No interior do hipermercado havia tanta gente entre algumas gôndolas que até hoje não sei se as pessoas se acotovelavam sem querer ou se queriam extravasar a raiva por causa dos preços nas etiquetas. Perto da seção de doces, uma criança risonha de não mais que sete anos aproveitou a distração dos pais para esconder um pacote de paçoca embaixo de um pacote de macarrão parafuso.
Depois que comprei tudo que precisava, caminhei até a seção de hortifruti, onde vi uma fila enorme para o caixa rápido à minha direita. Em forma de L, quase encostava na padaria. Ao longe se ouvia resmungos que pareciam zumbidos de abelha. “Isso aqui promete. Mas sem problema, é sábado mesmo”, pensei, mesmo ciente de que eu era uma exceção diante de uma maioria que interpretava aquilo como um desrespeito ao consumidor – e com razão.
Na minha frente um homem jocoso de não mais que 40 anos aproveitava a lentidão da fila e pedia ao filho de nove ou dez anos que buscasse alguns produtos. Numa dessas demandas, falou ao menino para ver o preço do limão-taiti a poucos metros de distância, à nossa esquerda. Perdido, o garoto não notou a placa diante de seus olhos e o pai disse: “Po, menino! Tá na sua frente aí o negócio! Olha pra cima!” Ainda confuso, o garoto de sorriso amarelo rodopiou e nada, atraindo risos abafados dos clientes. Até que se aproximou da placa e visualizou o valor.

[Registros de dados guardados]

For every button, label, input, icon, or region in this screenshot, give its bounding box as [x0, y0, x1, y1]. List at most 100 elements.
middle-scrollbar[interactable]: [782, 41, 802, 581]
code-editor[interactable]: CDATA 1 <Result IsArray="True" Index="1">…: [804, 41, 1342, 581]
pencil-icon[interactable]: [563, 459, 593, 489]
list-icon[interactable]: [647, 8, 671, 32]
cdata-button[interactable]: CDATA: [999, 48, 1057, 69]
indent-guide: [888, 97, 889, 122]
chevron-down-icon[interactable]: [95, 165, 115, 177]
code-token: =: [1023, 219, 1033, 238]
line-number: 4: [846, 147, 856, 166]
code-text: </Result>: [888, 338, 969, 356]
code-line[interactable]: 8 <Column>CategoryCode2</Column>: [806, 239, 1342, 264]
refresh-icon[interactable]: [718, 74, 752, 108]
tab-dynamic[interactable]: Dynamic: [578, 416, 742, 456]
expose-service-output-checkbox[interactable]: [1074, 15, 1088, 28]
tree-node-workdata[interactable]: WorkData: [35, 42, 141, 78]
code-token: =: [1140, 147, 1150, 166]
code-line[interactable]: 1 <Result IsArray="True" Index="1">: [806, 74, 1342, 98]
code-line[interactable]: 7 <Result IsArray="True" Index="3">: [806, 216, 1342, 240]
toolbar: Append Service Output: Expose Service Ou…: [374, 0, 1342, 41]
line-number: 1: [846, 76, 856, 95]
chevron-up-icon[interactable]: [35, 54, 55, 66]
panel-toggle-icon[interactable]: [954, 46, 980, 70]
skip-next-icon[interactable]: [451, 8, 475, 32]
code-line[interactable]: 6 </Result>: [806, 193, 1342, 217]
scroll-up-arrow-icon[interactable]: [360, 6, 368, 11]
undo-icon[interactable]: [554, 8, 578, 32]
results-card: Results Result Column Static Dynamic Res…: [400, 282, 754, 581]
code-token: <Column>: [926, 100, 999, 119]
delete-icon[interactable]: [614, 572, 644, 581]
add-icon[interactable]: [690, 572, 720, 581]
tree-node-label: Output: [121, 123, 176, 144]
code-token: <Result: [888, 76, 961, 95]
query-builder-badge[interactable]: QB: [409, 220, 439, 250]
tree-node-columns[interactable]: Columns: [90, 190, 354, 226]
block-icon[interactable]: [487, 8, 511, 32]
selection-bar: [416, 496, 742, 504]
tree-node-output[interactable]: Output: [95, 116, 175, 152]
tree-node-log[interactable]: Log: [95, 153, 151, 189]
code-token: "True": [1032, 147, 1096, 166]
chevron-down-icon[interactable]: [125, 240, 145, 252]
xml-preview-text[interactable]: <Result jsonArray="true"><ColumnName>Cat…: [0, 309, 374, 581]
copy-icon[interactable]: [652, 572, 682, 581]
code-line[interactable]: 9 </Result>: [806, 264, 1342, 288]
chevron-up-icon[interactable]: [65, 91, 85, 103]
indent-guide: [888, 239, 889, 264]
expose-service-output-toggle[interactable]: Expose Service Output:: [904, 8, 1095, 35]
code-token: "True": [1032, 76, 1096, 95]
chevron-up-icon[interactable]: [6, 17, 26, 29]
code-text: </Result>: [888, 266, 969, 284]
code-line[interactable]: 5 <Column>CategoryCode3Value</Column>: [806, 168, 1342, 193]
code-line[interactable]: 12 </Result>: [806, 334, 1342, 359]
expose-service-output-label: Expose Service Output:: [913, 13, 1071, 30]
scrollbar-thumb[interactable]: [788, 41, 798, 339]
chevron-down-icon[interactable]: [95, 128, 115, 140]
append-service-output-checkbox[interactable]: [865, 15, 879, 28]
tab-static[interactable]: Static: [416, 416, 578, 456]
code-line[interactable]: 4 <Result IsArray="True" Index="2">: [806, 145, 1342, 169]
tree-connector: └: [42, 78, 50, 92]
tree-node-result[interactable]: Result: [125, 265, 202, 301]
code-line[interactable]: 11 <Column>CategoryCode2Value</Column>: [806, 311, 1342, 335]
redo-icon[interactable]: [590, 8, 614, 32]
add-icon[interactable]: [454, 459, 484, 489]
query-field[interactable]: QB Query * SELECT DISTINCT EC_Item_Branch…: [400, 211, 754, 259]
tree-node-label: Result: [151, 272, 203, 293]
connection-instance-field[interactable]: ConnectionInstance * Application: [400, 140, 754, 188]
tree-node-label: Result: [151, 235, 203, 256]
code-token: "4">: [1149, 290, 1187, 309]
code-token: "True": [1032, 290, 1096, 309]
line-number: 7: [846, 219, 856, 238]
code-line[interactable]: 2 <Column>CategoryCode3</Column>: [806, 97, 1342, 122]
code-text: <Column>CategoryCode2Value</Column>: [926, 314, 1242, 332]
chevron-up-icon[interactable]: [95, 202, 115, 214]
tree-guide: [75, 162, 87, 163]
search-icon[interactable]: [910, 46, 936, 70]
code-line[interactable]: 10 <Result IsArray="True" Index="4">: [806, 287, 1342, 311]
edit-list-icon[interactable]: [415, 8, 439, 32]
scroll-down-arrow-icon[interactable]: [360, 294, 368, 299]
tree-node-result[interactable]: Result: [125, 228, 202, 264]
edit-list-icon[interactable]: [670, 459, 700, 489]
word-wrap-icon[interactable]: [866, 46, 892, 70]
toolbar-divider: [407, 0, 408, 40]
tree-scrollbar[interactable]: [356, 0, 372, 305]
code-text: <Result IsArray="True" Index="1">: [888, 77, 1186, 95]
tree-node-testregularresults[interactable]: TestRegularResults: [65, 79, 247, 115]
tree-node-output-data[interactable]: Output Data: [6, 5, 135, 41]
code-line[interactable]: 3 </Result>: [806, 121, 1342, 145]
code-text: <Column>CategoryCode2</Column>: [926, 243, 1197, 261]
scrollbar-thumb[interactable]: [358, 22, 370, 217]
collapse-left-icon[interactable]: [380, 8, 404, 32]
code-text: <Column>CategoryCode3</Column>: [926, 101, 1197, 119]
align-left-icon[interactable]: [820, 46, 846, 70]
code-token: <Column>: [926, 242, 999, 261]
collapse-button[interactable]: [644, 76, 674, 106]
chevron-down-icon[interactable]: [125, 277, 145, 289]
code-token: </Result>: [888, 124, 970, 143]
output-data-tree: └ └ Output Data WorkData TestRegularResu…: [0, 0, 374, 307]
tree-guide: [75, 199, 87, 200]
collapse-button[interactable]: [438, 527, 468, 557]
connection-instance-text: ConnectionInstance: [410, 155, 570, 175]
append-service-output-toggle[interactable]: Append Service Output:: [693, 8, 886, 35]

[OBJETIVO DA TAREFA]: Dê continuidade ao relato sobre a fila do hipermercado, começando logo depois da última frase.

[RESULTADO DO EXERCÍCIO]:
“Pode trazer três desse aí”, avisou o pai após saber o preço. Com a demora e a fome, o garoto começou a percorrer as bancas com os olhos. Algumas frutas mais suculentas que outras instigavam sua imaginação. “Que delícia!”, dizia ele lambendo os beiços e admirando uma caixinha que trazia um modesto cachinho de uva niágara. Contente, se aproximou do pai, estendeu as mãos e mostrou o seu achado. “Pelo amor de Deus, você tá louco? 12 reais por um cachinho que dá pra engolir numa bocada? Nãããoooo, pode devolver!”, sentenciou. A reprovação do pai foi tão enfática que desvaneceu até a vontade de comer uva.
Então o garotinho apostou em duas mangas Tommy que o pai aceitou com um sorriso maroto quando soube que era dia de promoção. A criança também recebeu um olhar beneplácito ao depositar na cesta uma bandejinha de morango ao preço de R$ 2,99. “Agora esse menino tá aprendendo a viver e a não ser enganado”, suponho que refletiu o homem quando deu dois tapinhas no ombro do filho. Nos 25 minutos que fiquei na fila do caixa rápido, o pai que antes transportava uma cestinha já estava carregando duas. E assim a gerência do hipermercado agradece.